— BEGIN Supplied information —
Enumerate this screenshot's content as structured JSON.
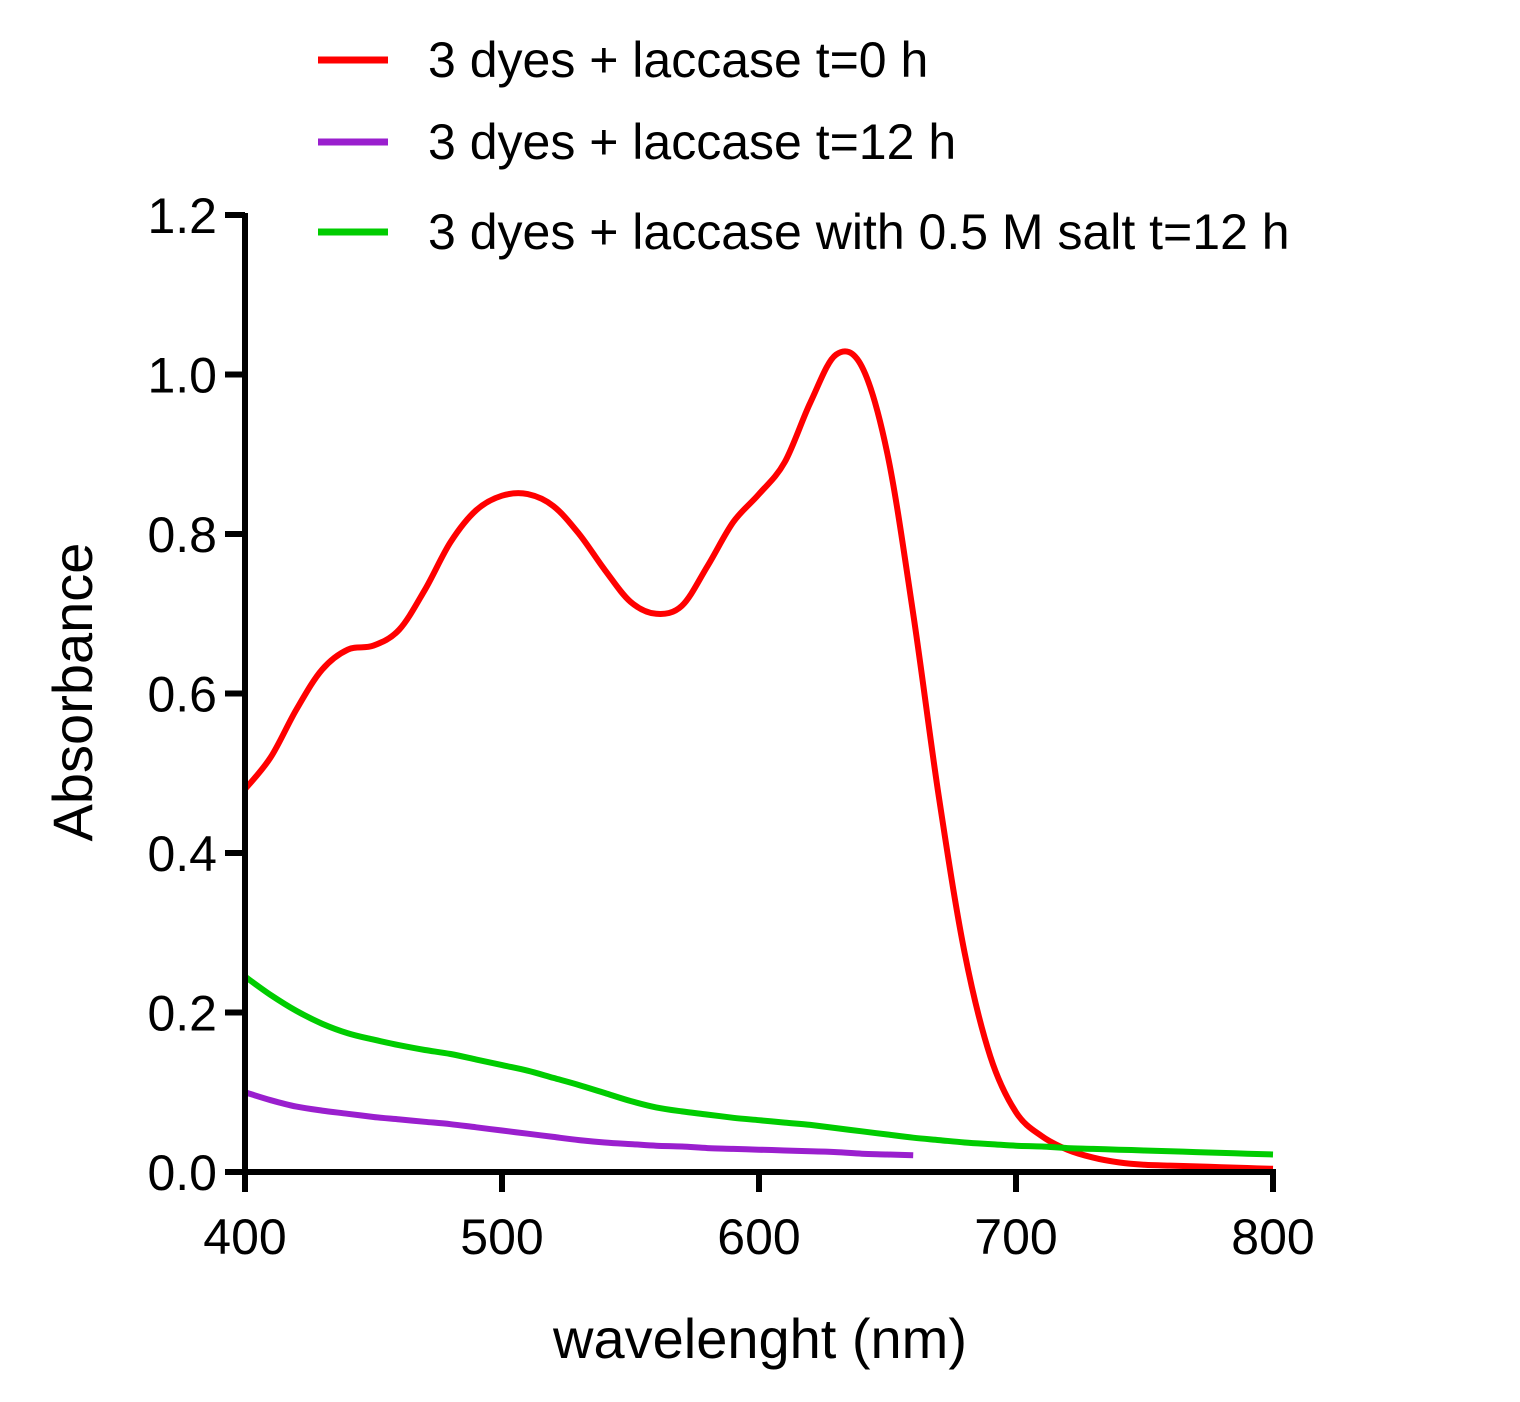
{
  "chart_data": {
    "type": "line",
    "title": "",
    "xlabel": "wavelenght (nm)",
    "ylabel": "Absorbance",
    "xlim": [
      400,
      800
    ],
    "ylim": [
      0.0,
      1.2
    ],
    "xticks": [
      400,
      500,
      600,
      700,
      800
    ],
    "xtick_labels": [
      "400",
      "500",
      "600",
      "700",
      "800"
    ],
    "yticks": [
      0.0,
      0.2,
      0.4,
      0.6,
      0.8,
      1.0,
      1.2
    ],
    "ytick_labels": [
      "0.0",
      "0.2",
      "0.4",
      "0.6",
      "0.8",
      "1.0",
      "1.2"
    ],
    "grid": false,
    "legend_position": "top",
    "series": [
      {
        "name": "3 dyes + laccase t=0 h",
        "color": "#ff0000",
        "points": [
          [
            400,
            0.48
          ],
          [
            410,
            0.52
          ],
          [
            420,
            0.58
          ],
          [
            430,
            0.63
          ],
          [
            440,
            0.655
          ],
          [
            450,
            0.66
          ],
          [
            460,
            0.68
          ],
          [
            470,
            0.73
          ],
          [
            480,
            0.79
          ],
          [
            490,
            0.83
          ],
          [
            500,
            0.848
          ],
          [
            510,
            0.85
          ],
          [
            520,
            0.835
          ],
          [
            530,
            0.8
          ],
          [
            540,
            0.755
          ],
          [
            550,
            0.715
          ],
          [
            560,
            0.7
          ],
          [
            570,
            0.71
          ],
          [
            580,
            0.76
          ],
          [
            590,
            0.815
          ],
          [
            600,
            0.85
          ],
          [
            610,
            0.89
          ],
          [
            620,
            0.965
          ],
          [
            630,
            1.025
          ],
          [
            640,
            1.01
          ],
          [
            650,
            0.9
          ],
          [
            660,
            0.7
          ],
          [
            670,
            0.47
          ],
          [
            680,
            0.275
          ],
          [
            690,
            0.145
          ],
          [
            700,
            0.075
          ],
          [
            710,
            0.045
          ],
          [
            720,
            0.028
          ],
          [
            730,
            0.018
          ],
          [
            740,
            0.012
          ],
          [
            750,
            0.009
          ],
          [
            760,
            0.008
          ],
          [
            770,
            0.007
          ],
          [
            780,
            0.006
          ],
          [
            790,
            0.005
          ],
          [
            800,
            0.004
          ]
        ]
      },
      {
        "name": "3 dyes + laccase t=12 h",
        "color": "#9a1fce",
        "points": [
          [
            400,
            0.1
          ],
          [
            410,
            0.09
          ],
          [
            420,
            0.082
          ],
          [
            430,
            0.077
          ],
          [
            440,
            0.073
          ],
          [
            450,
            0.069
          ],
          [
            460,
            0.066
          ],
          [
            470,
            0.063
          ],
          [
            480,
            0.06
          ],
          [
            490,
            0.056
          ],
          [
            500,
            0.052
          ],
          [
            510,
            0.048
          ],
          [
            520,
            0.044
          ],
          [
            530,
            0.04
          ],
          [
            540,
            0.037
          ],
          [
            550,
            0.035
          ],
          [
            560,
            0.033
          ],
          [
            570,
            0.032
          ],
          [
            580,
            0.03
          ],
          [
            590,
            0.029
          ],
          [
            600,
            0.028
          ],
          [
            610,
            0.027
          ],
          [
            620,
            0.026
          ],
          [
            630,
            0.025
          ],
          [
            640,
            0.023
          ],
          [
            650,
            0.022
          ],
          [
            660,
            0.021
          ]
        ]
      },
      {
        "name": "3 dyes + laccase with 0.5 M salt t=12 h",
        "color": "#00cc00",
        "points": [
          [
            400,
            0.245
          ],
          [
            410,
            0.222
          ],
          [
            420,
            0.202
          ],
          [
            430,
            0.186
          ],
          [
            440,
            0.174
          ],
          [
            450,
            0.166
          ],
          [
            460,
            0.159
          ],
          [
            470,
            0.153
          ],
          [
            480,
            0.148
          ],
          [
            490,
            0.141
          ],
          [
            500,
            0.134
          ],
          [
            510,
            0.127
          ],
          [
            520,
            0.118
          ],
          [
            530,
            0.109
          ],
          [
            540,
            0.099
          ],
          [
            550,
            0.089
          ],
          [
            560,
            0.081
          ],
          [
            570,
            0.076
          ],
          [
            580,
            0.072
          ],
          [
            590,
            0.068
          ],
          [
            600,
            0.065
          ],
          [
            610,
            0.062
          ],
          [
            620,
            0.059
          ],
          [
            630,
            0.055
          ],
          [
            640,
            0.051
          ],
          [
            650,
            0.047
          ],
          [
            660,
            0.043
          ],
          [
            670,
            0.04
          ],
          [
            680,
            0.037
          ],
          [
            690,
            0.035
          ],
          [
            700,
            0.033
          ],
          [
            710,
            0.032
          ],
          [
            720,
            0.03
          ],
          [
            730,
            0.029
          ],
          [
            740,
            0.028
          ],
          [
            750,
            0.027
          ],
          [
            760,
            0.026
          ],
          [
            770,
            0.025
          ],
          [
            780,
            0.024
          ],
          [
            790,
            0.023
          ],
          [
            800,
            0.022
          ]
        ]
      }
    ]
  }
}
— END Supplied information —
[Set task]
Go through the material line by line. Show each line that contains the string "name".

[Written response]
        "name": "3 dyes + laccase t=0 h",
        "name": "3 dyes + laccase t=12 h",
        "name": "3 dyes + laccase with 0.5 M salt t=12 h",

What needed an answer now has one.